[start DATA ROWS]

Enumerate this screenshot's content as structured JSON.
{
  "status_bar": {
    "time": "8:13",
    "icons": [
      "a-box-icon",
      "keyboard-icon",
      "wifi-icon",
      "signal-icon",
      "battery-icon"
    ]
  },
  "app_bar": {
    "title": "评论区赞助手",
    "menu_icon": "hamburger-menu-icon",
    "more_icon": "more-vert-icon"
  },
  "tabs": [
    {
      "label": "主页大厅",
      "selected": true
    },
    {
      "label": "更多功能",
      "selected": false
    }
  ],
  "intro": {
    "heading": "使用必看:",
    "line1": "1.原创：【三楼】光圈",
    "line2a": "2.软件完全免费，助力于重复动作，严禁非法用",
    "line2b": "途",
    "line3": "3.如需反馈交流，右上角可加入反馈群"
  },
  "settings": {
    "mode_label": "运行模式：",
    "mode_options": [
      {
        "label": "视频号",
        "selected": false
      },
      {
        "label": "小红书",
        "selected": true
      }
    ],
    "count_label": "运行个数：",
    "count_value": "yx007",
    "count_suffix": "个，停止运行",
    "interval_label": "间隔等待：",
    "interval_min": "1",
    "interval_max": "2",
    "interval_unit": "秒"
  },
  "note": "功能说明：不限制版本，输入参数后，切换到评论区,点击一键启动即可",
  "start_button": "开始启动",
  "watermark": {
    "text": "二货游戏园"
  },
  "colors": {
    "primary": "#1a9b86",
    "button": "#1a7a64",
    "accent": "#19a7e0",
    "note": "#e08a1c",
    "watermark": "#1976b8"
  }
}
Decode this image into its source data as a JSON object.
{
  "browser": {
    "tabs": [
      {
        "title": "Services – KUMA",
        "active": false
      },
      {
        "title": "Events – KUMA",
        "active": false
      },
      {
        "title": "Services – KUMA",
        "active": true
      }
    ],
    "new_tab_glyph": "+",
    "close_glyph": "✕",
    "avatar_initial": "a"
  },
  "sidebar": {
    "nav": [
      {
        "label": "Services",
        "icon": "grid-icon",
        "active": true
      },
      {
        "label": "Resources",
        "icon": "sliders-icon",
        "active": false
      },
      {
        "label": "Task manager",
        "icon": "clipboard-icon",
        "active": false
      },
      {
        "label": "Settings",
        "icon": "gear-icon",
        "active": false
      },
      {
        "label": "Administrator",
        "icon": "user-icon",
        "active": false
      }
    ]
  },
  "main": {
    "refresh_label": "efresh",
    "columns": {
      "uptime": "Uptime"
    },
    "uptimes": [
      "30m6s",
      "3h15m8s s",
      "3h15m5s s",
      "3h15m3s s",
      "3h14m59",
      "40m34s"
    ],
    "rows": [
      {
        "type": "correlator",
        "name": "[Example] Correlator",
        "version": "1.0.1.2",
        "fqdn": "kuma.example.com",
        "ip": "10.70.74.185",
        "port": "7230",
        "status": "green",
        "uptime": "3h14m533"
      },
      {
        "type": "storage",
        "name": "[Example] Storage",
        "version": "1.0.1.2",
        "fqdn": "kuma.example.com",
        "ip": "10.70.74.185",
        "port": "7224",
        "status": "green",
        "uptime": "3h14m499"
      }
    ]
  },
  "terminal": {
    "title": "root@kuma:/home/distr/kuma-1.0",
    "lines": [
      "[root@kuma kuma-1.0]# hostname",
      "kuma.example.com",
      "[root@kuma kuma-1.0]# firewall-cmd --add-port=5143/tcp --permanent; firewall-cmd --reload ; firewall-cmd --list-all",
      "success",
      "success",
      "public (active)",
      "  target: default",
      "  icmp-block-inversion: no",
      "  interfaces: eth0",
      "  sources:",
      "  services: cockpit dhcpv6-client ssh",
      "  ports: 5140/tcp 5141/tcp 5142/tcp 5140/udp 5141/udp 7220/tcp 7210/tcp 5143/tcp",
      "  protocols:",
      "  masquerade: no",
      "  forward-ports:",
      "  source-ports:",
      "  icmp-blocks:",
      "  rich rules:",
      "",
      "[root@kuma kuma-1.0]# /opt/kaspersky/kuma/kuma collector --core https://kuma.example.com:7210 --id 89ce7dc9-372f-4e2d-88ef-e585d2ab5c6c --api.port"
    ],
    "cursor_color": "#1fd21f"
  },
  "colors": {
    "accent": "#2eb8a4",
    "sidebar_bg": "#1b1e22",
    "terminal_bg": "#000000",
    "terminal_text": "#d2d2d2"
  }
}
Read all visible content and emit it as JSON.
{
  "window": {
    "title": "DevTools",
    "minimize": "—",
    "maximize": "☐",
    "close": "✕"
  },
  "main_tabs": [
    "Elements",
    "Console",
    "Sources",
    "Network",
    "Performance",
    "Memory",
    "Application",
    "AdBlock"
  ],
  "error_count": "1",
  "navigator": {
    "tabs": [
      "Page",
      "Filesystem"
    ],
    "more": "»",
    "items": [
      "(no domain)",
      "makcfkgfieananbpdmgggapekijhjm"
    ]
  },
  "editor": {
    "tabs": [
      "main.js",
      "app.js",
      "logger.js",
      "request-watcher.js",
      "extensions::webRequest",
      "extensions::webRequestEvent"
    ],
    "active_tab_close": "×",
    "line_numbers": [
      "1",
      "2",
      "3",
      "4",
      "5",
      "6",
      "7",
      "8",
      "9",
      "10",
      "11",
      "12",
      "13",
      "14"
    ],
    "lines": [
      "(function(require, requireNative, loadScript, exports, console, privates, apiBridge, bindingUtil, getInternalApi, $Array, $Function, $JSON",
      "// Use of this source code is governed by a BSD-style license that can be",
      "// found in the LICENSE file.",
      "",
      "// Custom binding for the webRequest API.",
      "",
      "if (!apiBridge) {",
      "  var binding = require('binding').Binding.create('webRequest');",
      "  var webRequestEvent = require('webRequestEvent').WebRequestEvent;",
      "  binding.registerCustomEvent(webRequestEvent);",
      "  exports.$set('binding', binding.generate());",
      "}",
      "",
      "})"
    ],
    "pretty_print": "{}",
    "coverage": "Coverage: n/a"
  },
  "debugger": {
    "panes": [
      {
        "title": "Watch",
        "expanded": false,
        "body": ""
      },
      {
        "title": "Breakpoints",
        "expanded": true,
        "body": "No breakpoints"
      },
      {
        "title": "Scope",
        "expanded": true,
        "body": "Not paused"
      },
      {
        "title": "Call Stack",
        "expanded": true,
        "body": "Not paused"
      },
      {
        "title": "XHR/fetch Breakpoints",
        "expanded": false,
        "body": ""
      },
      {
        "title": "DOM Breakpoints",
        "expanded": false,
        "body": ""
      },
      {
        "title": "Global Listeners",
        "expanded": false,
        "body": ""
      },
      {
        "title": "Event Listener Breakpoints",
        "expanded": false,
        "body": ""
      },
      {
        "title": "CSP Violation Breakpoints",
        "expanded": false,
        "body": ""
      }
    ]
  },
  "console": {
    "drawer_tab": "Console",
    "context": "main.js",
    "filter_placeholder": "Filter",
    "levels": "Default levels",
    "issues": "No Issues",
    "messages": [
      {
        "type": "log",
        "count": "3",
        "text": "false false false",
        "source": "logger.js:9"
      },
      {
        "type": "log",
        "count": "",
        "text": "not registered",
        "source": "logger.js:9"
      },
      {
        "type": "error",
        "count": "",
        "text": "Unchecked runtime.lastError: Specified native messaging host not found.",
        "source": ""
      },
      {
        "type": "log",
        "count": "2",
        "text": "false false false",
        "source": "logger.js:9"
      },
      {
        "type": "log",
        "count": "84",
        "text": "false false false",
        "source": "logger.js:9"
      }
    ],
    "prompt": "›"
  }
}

[end DATA ROWS]

# TASK
Above are the records; copy all of them exactly.

# ANSWER TO THE EXERCISE
Enumerate this screenshot's content as structured JSON.
{
  "status_bar": {
    "time": "8:13",
    "icons": [
      "a-box-icon",
      "keyboard-icon",
      "wifi-icon",
      "signal-icon",
      "battery-icon"
    ]
  },
  "app_bar": {
    "title": "评论区赞助手",
    "menu_icon": "hamburger-menu-icon",
    "more_icon": "more-vert-icon"
  },
  "tabs": [
    {
      "label": "主页大厅",
      "selected": true
    },
    {
      "label": "更多功能",
      "selected": false
    }
  ],
  "intro": {
    "heading": "使用必看:",
    "line1": "1.原创：【三楼】光圈",
    "line2a": "2.软件完全免费，助力于重复动作，严禁非法用",
    "line2b": "途",
    "line3": "3.如需反馈交流，右上角可加入反馈群"
  },
  "settings": {
    "mode_label": "运行模式：",
    "mode_options": [
      {
        "label": "视频号",
        "selected": false
      },
      {
        "label": "小红书",
        "selected": true
      }
    ],
    "count_label": "运行个数：",
    "count_value": "yx007",
    "count_suffix": "个，停止运行",
    "interval_label": "间隔等待：",
    "interval_min": "1",
    "interval_max": "2",
    "interval_unit": "秒"
  },
  "note": "功能说明：不限制版本，输入参数后，切换到评论区,点击一键启动即可",
  "start_button": "开始启动",
  "watermark": {
    "text": "二货游戏园"
  },
  "colors": {
    "primary": "#1a9b86",
    "button": "#1a7a64",
    "accent": "#19a7e0",
    "note": "#e08a1c",
    "watermark": "#1976b8"
  }
}
Decode this image into its source data as a JSON object.
{
  "browser": {
    "tabs": [
      {
        "title": "Services – KUMA",
        "active": false
      },
      {
        "title": "Events – KUMA",
        "active": false
      },
      {
        "title": "Services – KUMA",
        "active": true
      }
    ],
    "new_tab_glyph": "+",
    "close_glyph": "✕",
    "avatar_initial": "a"
  },
  "sidebar": {
    "nav": [
      {
        "label": "Services",
        "icon": "grid-icon",
        "active": true
      },
      {
        "label": "Resources",
        "icon": "sliders-icon",
        "active": false
      },
      {
        "label": "Task manager",
        "icon": "clipboard-icon",
        "active": false
      },
      {
        "label": "Settings",
        "icon": "gear-icon",
        "active": false
      },
      {
        "label": "Administrator",
        "icon": "user-icon",
        "active": false
      }
    ]
  },
  "main": {
    "refresh_label": "efresh",
    "columns": {
      "uptime": "Uptime"
    },
    "uptimes": [
      "30m6s",
      "3h15m8s s",
      "3h15m5s s",
      "3h15m3s s",
      "3h14m59",
      "40m34s"
    ],
    "rows": [
      {
        "type": "correlator",
        "name": "[Example] Correlator",
        "version": "1.0.1.2",
        "fqdn": "kuma.example.com",
        "ip": "10.70.74.185",
        "port": "7230",
        "status": "green",
        "uptime": "3h14m533"
      },
      {
        "type": "storage",
        "name": "[Example] Storage",
        "version": "1.0.1.2",
        "fqdn": "kuma.example.com",
        "ip": "10.70.74.185",
        "port": "7224",
        "status": "green",
        "uptime": "3h14m499"
      }
    ]
  },
  "terminal": {
    "title": "root@kuma:/home/distr/kuma-1.0",
    "lines": [
      "[root@kuma kuma-1.0]# hostname",
      "kuma.example.com",
      "[root@kuma kuma-1.0]# firewall-cmd --add-port=5143/tcp --permanent; firewall-cmd --reload ; firewall-cmd --list-all",
      "success",
      "success",
      "public (active)",
      "  target: default",
      "  icmp-block-inversion: no",
      "  interfaces: eth0",
      "  sources:",
      "  services: cockpit dhcpv6-client ssh",
      "  ports: 5140/tcp 5141/tcp 5142/tcp 5140/udp 5141/udp 7220/tcp 7210/tcp 5143/tcp",
      "  protocols:",
      "  masquerade: no",
      "  forward-ports:",
      "  source-ports:",
      "  icmp-blocks:",
      "  rich rules:",
      "",
      "[root@kuma kuma-1.0]# /opt/kaspersky/kuma/kuma collector --core https://kuma.example.com:7210 --id 89ce7dc9-372f-4e2d-88ef-e585d2ab5c6c --api.port"
    ],
    "cursor_color": "#1fd21f"
  },
  "colors": {
    "accent": "#2eb8a4",
    "sidebar_bg": "#1b1e22",
    "terminal_bg": "#000000",
    "terminal_text": "#d2d2d2"
  }
}
Read all visible content and emit it as JSON.
{
  "window": {
    "title": "DevTools",
    "minimize": "—",
    "maximize": "☐",
    "close": "✕"
  },
  "main_tabs": [
    "Elements",
    "Console",
    "Sources",
    "Network",
    "Performance",
    "Memory",
    "Application",
    "AdBlock"
  ],
  "error_count": "1",
  "navigator": {
    "tabs": [
      "Page",
      "Filesystem"
    ],
    "more": "»",
    "items": [
      "(no domain)",
      "makcfkgfieananbpdmgggapekijhjm"
    ]
  },
  "editor": {
    "tabs": [
      "main.js",
      "app.js",
      "logger.js",
      "request-watcher.js",
      "extensions::webRequest",
      "extensions::webRequestEvent"
    ],
    "active_tab_close": "×",
    "line_numbers": [
      "1",
      "2",
      "3",
      "4",
      "5",
      "6",
      "7",
      "8",
      "9",
      "10",
      "11",
      "12",
      "13",
      "14"
    ],
    "lines": [
      "(function(require, requireNative, loadScript, exports, console, privates, apiBridge, bindingUtil, getInternalApi, $Array, $Function, $JSON",
      "// Use of this source code is governed by a BSD-style license that can be",
      "// found in the LICENSE file.",
      "",
      "// Custom binding for the webRequest API.",
      "",
      "if (!apiBridge) {",
      "  var binding = require('binding').Binding.create('webRequest');",
      "  var webRequestEvent = require('webRequestEvent').WebRequestEvent;",
      "  binding.registerCustomEvent(webRequestEvent);",
      "  exports.$set('binding', binding.generate());",
      "}",
      "",
      "})"
    ],
    "pretty_print": "{}",
    "coverage": "Coverage: n/a"
  },
  "debugger": {
    "panes": [
      {
        "title": "Watch",
        "expanded": false,
        "body": ""
      },
      {
        "title": "Breakpoints",
        "expanded": true,
        "body": "No breakpoints"
      },
      {
        "title": "Scope",
        "expanded": true,
        "body": "Not paused"
      },
      {
        "title": "Call Stack",
        "expanded": true,
        "body": "Not paused"
      },
      {
        "title": "XHR/fetch Breakpoints",
        "expanded": false,
        "body": ""
      },
      {
        "title": "DOM Breakpoints",
        "expanded": false,
        "body": ""
      },
      {
        "title": "Global Listeners",
        "expanded": false,
        "body": ""
      },
      {
        "title": "Event Listener Breakpoints",
        "expanded": false,
        "body": ""
      },
      {
        "title": "CSP Violation Breakpoints",
        "expanded": false,
        "body": ""
      }
    ]
  },
  "console": {
    "drawer_tab": "Console",
    "context": "main.js",
    "filter_placeholder": "Filter",
    "levels": "Default levels",
    "issues": "No Issues",
    "messages": [
      {
        "type": "log",
        "count": "3",
        "text": "false false false",
        "source": "logger.js:9"
      },
      {
        "type": "log",
        "count": "",
        "text": "not registered",
        "source": "logger.js:9"
      },
      {
        "type": "error",
        "count": "",
        "text": "Unchecked runtime.lastError: Specified native messaging host not found.",
        "source": ""
      },
      {
        "type": "log",
        "count": "2",
        "text": "false false false",
        "source": "logger.js:9"
      },
      {
        "type": "log",
        "count": "84",
        "text": "false false false",
        "source": "logger.js:9"
      }
    ],
    "prompt": "›"
  }
}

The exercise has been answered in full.